◆ The exercise: Rewrite the data starting at its first line and ending at the line containing "legend-label-mezczyzna: mężczyzna [522,580,628,602]", swapping "bbox" for "bounding box" and keeping everything else unchanged.

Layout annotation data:
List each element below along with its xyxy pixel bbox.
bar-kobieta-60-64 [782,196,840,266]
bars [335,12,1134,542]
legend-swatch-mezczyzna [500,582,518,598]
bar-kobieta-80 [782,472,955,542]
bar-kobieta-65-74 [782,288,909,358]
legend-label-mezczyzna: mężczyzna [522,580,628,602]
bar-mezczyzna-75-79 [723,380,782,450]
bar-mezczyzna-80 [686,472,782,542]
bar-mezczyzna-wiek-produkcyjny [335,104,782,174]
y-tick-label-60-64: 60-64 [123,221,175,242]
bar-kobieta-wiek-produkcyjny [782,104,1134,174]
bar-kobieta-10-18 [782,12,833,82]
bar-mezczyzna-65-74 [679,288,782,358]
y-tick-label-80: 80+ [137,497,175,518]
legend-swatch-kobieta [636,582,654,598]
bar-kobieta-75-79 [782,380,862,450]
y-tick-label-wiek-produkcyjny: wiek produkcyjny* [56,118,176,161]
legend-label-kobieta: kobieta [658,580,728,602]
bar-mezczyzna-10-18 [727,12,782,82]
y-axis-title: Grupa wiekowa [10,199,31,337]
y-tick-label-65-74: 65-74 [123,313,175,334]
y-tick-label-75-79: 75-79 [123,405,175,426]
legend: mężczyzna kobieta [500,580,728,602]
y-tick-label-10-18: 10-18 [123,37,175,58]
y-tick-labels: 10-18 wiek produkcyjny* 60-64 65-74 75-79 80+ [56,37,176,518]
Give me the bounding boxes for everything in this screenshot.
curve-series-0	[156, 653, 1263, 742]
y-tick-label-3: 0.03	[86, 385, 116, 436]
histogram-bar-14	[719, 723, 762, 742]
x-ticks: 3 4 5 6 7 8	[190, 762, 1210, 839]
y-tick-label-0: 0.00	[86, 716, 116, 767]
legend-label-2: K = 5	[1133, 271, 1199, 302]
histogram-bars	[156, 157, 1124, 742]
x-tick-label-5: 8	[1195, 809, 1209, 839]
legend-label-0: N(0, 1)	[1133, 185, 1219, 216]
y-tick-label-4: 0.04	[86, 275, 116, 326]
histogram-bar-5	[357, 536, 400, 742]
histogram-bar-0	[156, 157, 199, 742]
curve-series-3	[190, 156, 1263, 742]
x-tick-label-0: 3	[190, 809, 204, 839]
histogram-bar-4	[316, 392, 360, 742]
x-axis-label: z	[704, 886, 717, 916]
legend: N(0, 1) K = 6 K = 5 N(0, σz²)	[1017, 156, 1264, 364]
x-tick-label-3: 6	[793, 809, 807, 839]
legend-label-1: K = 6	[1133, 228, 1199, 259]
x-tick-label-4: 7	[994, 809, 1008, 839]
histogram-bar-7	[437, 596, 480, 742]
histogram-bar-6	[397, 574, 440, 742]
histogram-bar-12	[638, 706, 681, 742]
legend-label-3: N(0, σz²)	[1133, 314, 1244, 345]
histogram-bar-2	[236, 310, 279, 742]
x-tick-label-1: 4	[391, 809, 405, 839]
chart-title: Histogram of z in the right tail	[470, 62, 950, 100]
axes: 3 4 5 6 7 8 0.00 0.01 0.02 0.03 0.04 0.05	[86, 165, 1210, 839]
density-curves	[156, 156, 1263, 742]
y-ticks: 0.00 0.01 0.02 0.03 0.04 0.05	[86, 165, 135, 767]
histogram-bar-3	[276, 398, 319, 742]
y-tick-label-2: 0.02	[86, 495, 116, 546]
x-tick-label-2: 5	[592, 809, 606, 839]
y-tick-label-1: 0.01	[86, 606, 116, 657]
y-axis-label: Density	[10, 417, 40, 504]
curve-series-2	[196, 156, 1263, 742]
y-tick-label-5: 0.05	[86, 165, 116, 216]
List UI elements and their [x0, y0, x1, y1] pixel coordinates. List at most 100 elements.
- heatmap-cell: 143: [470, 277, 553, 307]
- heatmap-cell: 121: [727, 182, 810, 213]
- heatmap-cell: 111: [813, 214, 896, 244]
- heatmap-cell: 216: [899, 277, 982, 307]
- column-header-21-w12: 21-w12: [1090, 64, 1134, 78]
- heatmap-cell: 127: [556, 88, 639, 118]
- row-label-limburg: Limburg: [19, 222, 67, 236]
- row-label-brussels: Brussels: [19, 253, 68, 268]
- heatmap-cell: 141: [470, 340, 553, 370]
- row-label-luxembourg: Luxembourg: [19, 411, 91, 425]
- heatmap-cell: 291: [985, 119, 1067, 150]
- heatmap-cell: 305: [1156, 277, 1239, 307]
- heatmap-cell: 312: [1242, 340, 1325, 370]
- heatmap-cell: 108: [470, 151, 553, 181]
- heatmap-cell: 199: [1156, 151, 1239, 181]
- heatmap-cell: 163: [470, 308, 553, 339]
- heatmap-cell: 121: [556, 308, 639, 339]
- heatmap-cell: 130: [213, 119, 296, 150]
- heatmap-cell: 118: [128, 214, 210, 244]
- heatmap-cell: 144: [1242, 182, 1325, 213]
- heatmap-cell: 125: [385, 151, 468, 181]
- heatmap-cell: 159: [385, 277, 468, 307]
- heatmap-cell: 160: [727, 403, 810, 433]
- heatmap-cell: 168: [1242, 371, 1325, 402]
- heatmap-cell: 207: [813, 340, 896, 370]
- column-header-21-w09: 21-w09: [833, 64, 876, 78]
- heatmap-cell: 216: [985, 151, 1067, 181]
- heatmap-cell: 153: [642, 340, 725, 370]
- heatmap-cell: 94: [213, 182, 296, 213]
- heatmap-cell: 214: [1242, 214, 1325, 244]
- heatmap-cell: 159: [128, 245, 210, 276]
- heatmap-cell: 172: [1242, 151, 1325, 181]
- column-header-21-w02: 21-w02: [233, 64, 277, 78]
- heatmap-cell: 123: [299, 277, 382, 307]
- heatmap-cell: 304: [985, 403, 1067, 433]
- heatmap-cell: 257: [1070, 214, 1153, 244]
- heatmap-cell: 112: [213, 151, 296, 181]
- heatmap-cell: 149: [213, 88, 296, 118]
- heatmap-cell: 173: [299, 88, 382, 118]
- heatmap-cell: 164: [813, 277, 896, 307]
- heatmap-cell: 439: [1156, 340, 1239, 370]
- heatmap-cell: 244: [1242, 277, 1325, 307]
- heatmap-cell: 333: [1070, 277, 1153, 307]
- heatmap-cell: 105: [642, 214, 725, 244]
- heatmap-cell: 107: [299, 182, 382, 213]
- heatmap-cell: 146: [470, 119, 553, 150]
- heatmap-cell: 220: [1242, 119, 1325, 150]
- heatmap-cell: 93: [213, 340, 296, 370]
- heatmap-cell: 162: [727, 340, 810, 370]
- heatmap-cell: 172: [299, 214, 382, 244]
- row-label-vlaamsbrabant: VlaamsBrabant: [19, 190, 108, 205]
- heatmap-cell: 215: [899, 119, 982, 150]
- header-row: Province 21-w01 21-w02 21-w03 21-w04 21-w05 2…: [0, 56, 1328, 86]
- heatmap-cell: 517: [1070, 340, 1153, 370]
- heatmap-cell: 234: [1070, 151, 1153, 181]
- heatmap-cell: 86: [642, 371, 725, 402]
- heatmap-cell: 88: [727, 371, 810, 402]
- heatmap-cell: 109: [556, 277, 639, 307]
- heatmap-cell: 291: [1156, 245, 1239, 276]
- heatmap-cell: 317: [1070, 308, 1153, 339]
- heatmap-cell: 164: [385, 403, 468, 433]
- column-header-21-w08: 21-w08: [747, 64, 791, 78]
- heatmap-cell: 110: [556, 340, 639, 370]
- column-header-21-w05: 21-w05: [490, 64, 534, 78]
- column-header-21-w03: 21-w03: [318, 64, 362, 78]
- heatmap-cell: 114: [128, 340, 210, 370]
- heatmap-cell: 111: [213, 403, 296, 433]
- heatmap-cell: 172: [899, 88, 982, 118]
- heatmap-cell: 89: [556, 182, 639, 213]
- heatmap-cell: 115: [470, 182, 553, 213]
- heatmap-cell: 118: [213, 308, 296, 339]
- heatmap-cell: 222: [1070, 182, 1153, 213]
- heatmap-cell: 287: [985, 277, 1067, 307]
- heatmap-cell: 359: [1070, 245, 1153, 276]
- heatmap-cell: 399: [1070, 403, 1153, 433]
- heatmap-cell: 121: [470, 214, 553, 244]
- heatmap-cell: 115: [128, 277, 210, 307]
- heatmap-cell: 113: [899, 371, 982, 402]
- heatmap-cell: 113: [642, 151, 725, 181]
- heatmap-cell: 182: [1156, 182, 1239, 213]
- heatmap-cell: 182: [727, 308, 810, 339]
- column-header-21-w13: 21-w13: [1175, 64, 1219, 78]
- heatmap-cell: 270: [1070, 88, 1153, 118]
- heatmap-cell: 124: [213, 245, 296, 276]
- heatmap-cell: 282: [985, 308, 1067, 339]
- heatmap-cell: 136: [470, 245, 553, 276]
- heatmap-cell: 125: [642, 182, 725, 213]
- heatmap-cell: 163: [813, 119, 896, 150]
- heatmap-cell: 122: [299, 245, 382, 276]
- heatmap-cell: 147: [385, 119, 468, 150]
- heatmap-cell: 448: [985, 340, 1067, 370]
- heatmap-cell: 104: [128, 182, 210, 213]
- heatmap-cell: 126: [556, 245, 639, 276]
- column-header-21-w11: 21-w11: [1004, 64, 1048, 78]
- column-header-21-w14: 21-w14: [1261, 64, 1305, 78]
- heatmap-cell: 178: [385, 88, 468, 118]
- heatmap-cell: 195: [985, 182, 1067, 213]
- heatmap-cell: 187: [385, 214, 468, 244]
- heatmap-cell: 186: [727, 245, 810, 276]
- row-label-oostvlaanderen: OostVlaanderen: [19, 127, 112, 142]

◆ Answer below:
List each element below along with its xyxy pixel bounding box.
bar-kobieta-60-64 [782,196,840,266]
bars [335,12,1134,542]
legend-swatch-mezczyzna [500,582,518,598]
bar-kobieta-80 [782,472,955,542]
bar-kobieta-65-74 [782,288,909,358]
legend-label-mezczyzna: mężczyzna [522,580,628,602]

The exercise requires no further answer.